* **Instructions to follow**: Show every line in the records below that contains the word "policía".

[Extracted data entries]
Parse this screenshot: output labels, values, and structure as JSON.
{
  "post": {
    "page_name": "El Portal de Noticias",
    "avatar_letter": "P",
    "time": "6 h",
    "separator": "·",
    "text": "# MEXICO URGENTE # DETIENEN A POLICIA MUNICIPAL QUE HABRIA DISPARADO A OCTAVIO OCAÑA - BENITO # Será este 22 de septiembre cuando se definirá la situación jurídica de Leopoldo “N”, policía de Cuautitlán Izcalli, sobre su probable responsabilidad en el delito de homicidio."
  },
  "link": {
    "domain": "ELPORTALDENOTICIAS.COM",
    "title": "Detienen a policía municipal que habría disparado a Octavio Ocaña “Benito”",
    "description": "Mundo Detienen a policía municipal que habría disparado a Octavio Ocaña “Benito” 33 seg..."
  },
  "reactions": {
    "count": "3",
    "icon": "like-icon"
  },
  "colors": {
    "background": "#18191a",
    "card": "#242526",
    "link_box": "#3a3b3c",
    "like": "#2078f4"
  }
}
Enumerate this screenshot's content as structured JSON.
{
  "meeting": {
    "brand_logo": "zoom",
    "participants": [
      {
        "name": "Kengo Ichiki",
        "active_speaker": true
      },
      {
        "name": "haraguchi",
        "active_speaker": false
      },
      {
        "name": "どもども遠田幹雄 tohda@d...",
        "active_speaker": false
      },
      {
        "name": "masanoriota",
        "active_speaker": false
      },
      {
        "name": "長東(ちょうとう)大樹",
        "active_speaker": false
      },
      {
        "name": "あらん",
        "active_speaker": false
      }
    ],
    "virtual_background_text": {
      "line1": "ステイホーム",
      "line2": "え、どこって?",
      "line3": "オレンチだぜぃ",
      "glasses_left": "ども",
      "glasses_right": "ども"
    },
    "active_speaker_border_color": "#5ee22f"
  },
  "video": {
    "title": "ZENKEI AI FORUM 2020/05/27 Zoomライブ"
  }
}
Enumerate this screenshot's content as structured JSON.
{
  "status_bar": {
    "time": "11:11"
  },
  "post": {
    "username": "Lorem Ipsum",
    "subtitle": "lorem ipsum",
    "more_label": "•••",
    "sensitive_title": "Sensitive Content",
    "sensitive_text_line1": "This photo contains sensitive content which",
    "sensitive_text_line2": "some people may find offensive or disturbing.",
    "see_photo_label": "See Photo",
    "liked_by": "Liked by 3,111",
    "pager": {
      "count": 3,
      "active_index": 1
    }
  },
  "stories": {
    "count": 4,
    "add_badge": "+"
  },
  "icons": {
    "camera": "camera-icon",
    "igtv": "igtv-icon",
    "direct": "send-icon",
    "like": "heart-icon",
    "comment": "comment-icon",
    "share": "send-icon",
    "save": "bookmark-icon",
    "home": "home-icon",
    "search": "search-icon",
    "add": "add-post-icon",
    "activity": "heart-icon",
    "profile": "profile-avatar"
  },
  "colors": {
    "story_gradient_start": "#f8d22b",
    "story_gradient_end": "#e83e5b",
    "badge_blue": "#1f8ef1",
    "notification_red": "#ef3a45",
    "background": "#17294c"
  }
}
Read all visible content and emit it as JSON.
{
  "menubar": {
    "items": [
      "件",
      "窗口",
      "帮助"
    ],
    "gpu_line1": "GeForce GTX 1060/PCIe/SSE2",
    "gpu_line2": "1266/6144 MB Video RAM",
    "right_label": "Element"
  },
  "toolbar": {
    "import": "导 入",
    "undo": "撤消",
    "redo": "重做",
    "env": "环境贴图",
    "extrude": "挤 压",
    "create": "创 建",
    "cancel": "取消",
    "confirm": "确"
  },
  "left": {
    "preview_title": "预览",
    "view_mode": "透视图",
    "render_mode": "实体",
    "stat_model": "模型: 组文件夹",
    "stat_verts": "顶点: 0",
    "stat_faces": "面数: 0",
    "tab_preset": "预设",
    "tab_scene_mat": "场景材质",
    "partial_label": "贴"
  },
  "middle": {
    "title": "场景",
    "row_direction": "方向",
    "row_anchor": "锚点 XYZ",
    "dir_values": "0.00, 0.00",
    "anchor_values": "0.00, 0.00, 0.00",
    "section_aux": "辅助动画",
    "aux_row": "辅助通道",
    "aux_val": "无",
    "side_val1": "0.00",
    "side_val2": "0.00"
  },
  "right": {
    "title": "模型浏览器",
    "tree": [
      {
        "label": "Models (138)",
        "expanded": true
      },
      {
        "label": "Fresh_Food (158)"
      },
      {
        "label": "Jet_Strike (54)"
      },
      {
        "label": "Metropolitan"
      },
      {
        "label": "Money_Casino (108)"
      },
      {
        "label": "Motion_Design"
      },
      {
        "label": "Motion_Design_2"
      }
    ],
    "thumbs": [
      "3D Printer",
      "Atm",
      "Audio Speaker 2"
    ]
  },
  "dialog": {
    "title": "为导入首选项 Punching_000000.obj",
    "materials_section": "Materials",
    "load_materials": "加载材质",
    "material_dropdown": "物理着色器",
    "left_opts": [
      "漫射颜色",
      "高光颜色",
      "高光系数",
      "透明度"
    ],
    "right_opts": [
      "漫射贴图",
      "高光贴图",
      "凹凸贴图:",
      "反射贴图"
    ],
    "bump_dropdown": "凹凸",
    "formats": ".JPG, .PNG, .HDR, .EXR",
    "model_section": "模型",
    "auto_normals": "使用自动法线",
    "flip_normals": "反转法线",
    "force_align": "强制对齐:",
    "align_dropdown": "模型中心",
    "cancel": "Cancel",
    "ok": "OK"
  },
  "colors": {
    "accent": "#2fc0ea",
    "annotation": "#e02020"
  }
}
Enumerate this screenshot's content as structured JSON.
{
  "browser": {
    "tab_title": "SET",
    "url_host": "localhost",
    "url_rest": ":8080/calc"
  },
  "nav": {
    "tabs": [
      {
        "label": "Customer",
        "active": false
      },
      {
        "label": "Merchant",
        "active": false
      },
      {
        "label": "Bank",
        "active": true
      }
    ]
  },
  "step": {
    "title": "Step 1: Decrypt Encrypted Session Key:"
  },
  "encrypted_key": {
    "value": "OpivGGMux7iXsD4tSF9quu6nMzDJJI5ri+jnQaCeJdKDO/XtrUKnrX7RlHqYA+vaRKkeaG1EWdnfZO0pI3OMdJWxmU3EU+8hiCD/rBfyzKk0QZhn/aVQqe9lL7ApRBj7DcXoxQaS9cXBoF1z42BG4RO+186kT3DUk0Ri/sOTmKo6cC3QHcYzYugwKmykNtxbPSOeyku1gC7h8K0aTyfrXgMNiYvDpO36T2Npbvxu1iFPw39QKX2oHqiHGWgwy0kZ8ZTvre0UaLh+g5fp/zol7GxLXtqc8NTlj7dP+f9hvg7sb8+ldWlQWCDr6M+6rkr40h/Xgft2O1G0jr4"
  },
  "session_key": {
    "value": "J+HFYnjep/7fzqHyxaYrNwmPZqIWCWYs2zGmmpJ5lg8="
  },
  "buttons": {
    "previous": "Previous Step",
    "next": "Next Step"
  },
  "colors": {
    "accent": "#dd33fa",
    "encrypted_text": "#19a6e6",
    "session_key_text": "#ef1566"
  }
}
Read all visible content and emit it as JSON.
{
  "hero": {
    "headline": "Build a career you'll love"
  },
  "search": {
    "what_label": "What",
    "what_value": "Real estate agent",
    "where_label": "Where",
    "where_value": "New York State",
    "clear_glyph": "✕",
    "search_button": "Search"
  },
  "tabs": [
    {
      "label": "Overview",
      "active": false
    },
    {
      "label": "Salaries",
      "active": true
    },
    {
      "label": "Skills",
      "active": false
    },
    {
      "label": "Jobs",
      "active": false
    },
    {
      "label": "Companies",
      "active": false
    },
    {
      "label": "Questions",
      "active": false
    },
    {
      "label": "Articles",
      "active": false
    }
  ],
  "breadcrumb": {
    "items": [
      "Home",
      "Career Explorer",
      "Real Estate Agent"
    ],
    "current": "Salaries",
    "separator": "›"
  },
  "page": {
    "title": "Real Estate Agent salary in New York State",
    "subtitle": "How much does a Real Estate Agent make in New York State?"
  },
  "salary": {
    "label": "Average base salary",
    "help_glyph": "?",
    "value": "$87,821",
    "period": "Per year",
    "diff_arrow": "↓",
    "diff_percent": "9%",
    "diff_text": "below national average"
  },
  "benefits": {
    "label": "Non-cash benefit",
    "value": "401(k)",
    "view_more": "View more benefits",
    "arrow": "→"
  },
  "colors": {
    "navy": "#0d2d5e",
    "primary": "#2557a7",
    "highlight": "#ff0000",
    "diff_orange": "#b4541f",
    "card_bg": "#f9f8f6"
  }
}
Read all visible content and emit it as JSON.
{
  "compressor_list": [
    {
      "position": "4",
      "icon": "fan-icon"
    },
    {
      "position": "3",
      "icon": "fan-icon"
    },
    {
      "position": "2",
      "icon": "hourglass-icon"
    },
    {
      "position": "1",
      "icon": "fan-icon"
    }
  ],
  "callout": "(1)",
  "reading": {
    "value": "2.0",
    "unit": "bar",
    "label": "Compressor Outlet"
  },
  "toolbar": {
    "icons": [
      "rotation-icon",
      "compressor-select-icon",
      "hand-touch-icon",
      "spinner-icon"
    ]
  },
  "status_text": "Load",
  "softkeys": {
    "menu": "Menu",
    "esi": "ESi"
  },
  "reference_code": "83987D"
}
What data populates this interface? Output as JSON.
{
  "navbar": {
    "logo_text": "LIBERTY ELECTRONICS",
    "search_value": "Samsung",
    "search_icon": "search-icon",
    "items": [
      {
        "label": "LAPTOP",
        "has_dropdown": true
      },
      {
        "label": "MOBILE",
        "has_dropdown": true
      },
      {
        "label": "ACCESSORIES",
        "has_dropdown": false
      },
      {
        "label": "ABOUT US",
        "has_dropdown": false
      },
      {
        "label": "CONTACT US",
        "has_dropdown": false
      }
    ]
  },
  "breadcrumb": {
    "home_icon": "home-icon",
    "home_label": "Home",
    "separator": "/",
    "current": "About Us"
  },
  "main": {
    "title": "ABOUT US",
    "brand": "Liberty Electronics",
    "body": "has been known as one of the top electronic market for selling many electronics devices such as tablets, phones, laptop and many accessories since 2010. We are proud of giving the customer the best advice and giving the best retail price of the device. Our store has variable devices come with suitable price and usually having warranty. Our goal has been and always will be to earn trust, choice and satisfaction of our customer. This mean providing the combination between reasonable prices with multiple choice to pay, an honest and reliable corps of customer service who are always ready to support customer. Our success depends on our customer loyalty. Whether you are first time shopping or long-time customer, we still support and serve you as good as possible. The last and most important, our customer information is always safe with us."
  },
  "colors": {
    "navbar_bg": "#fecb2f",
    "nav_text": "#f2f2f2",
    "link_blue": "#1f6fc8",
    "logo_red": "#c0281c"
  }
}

* **Result**:
    "text": "# MEXICO URGENTE # DETIENEN A POLICIA MUNICIPAL QUE HABRIA DISPARADO A OCTAVIO OCAÑA - BENITO # Será este 22 de septiembre cuando se definirá la situación jurídica de Leopoldo “N”, policía de Cuautitlán Izcalli, sobre su probable responsabilidad en el delito de homicidio."
    "title": "Detienen a policía municipal que habría disparado a Octavio Ocaña “Benito”",
    "description": "Mundo Detienen a policía municipal que habría disparado a Octavio Ocaña “Benito” 33 seg..."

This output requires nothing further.